List all lines of the data containing the word "силу".

————

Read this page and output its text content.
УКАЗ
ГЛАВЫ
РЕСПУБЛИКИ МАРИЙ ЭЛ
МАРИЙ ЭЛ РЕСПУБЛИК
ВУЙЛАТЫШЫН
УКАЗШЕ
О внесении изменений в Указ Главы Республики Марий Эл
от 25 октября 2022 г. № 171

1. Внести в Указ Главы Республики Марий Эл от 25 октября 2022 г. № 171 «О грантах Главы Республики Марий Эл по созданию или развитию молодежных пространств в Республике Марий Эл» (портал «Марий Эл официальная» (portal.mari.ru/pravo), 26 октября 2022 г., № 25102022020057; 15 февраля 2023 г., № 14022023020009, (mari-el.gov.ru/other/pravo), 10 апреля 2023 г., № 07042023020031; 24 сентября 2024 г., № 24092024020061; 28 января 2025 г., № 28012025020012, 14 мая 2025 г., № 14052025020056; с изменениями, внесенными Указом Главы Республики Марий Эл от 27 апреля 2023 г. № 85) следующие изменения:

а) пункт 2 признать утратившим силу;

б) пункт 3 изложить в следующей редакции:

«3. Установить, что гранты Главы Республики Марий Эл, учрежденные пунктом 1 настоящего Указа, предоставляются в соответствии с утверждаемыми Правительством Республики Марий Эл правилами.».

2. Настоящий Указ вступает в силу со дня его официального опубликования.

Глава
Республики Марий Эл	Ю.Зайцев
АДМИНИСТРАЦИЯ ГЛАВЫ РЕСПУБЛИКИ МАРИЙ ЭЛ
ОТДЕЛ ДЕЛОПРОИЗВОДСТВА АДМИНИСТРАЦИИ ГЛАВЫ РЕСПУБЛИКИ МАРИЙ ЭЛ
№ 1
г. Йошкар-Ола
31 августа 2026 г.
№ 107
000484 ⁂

————

**Result of the task:**
а) пункт 2 признать утратившим силу;
2. Настоящий Указ вступает в силу со дня его официального опубликования.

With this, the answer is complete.